PROBLEM -
Go through the data below. List every line that holds the word "технической".

**** INPUT RECORDS

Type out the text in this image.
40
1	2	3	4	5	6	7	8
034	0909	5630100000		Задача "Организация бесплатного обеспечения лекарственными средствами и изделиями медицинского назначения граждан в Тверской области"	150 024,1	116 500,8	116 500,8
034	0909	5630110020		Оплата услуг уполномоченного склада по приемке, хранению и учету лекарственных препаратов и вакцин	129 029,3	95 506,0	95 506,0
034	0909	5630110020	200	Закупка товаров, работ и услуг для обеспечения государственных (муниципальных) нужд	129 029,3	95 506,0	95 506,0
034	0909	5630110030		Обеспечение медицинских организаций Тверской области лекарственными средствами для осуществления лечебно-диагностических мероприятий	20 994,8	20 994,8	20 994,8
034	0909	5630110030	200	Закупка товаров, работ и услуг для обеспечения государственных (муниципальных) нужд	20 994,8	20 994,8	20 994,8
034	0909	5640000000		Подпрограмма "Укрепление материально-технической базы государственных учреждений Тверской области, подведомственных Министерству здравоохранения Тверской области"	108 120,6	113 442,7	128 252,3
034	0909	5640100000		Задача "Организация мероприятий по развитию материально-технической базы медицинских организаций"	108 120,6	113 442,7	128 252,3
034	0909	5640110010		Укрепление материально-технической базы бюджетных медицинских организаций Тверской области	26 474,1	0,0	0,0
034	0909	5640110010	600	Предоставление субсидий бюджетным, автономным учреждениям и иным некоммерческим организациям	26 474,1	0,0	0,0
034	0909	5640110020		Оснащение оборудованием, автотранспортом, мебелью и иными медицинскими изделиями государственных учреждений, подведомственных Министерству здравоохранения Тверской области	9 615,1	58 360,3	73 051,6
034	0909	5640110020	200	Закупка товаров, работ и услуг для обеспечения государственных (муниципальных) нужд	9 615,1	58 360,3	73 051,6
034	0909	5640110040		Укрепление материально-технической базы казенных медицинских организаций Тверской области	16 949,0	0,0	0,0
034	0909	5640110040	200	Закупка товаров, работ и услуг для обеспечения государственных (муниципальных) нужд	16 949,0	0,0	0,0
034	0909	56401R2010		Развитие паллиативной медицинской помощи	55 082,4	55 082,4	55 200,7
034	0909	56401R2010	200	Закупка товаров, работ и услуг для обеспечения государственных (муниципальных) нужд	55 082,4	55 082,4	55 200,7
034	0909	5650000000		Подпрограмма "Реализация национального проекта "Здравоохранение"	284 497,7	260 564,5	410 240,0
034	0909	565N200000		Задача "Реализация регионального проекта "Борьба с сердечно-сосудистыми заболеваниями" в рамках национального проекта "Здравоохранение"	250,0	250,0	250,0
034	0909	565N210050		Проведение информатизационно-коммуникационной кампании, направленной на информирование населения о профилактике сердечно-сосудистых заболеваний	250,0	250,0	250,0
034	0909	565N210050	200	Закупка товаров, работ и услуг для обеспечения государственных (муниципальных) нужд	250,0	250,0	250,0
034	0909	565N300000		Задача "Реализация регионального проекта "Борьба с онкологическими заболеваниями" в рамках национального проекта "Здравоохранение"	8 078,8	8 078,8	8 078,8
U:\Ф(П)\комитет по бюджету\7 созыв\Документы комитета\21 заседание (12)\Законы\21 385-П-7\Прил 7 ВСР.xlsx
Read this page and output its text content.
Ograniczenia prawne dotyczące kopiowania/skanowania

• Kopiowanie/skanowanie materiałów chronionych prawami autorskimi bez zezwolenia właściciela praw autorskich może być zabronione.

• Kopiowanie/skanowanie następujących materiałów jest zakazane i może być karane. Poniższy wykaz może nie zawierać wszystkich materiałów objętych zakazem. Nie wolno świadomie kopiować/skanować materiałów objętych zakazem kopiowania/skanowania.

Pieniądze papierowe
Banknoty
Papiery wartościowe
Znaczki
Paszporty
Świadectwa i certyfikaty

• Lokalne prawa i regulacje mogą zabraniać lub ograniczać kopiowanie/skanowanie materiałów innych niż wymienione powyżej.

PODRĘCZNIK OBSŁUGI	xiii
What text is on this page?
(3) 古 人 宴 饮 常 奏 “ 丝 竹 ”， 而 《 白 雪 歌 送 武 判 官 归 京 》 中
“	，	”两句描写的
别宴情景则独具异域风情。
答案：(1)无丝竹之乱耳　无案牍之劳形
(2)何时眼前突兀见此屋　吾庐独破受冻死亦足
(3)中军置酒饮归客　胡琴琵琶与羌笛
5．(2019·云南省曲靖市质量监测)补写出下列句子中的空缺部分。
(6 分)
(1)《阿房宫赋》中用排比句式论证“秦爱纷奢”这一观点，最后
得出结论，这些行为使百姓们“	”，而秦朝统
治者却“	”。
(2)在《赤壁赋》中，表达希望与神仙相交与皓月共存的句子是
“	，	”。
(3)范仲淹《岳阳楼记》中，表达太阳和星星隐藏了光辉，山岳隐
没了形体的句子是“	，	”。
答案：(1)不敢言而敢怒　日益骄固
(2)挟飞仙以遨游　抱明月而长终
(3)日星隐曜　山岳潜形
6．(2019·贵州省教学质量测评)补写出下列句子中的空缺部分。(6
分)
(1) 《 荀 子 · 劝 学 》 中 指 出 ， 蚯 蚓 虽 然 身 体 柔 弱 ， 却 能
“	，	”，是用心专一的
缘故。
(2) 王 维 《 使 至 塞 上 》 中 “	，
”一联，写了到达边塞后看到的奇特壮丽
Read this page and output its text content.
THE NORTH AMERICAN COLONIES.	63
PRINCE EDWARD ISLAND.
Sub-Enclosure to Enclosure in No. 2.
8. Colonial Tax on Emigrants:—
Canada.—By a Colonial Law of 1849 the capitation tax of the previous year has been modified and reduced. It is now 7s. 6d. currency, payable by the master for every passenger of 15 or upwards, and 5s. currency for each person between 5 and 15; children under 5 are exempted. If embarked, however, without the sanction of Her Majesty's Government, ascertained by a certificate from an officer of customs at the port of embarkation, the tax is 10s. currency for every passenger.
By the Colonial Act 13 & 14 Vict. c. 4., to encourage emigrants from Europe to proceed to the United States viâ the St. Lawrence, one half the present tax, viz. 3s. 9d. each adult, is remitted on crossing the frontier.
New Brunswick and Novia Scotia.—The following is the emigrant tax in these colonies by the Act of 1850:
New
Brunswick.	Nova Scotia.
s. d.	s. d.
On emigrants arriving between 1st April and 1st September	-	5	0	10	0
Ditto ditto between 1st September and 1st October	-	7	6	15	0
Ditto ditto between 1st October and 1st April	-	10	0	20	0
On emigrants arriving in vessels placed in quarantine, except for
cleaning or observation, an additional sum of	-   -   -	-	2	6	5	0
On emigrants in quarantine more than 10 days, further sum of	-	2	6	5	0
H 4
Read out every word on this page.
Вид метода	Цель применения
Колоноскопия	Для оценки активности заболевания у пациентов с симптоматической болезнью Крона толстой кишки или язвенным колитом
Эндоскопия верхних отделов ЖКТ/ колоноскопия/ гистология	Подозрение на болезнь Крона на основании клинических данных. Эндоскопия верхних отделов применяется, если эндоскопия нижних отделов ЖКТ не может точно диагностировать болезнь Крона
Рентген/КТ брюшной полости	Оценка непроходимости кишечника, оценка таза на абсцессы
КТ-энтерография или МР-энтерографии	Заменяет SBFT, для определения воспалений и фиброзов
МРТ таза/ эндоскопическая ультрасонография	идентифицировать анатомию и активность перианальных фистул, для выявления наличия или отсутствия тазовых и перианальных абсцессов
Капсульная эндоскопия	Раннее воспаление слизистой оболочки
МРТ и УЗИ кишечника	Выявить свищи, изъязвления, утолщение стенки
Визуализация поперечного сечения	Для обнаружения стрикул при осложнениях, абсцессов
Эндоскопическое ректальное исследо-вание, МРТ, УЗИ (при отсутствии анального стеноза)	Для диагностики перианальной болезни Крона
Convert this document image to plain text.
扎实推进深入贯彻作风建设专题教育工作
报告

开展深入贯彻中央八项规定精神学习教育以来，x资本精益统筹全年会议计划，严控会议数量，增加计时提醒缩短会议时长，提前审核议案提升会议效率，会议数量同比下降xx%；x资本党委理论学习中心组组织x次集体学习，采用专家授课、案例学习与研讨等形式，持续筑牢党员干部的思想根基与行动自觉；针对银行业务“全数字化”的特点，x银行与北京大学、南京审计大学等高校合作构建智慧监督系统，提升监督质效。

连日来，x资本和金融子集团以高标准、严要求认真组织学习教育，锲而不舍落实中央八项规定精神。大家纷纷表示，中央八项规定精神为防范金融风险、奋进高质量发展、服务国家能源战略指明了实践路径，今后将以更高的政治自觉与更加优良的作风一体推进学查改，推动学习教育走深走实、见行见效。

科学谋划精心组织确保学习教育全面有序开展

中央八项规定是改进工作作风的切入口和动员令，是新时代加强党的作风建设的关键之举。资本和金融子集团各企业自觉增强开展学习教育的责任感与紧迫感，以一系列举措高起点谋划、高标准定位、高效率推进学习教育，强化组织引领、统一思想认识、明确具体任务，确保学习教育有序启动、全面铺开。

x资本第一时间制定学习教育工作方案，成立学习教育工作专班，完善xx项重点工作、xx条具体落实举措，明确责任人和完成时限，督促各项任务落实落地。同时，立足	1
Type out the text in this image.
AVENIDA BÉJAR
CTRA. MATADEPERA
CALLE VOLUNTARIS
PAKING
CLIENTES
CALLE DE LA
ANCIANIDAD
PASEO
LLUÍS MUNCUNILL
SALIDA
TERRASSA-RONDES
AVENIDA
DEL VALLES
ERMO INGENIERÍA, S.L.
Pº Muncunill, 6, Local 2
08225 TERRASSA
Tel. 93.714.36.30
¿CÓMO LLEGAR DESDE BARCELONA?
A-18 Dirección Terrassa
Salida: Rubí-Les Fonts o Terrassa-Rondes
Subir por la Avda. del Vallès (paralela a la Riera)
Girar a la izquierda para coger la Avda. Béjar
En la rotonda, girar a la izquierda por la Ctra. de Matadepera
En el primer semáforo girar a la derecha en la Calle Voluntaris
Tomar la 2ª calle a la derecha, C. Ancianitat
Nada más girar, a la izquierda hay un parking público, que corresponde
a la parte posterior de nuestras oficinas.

********

RESPONSE BELOW -
034	0909	5640000000		Подпрограмма "Укрепление материально-технической базы государственных учреждений Тверской области, подведомственных Министерству здравоохранения Тверской области"	108 120,6	113 442,7	128 252,3
034	0909	5640100000		Задача "Организация мероприятий по развитию материально-технической базы медицинских организаций"	108 120,6	113 442,7	128 252,3
034	0909	5640110010		Укрепление материально-технической базы бюджетных медицинских организаций Тверской области	26 474,1	0,0	0,0
034	0909	5640110040		Укрепление материально-технической базы казенных медицинских организаций Тверской области	16 949,0	0,0	0,0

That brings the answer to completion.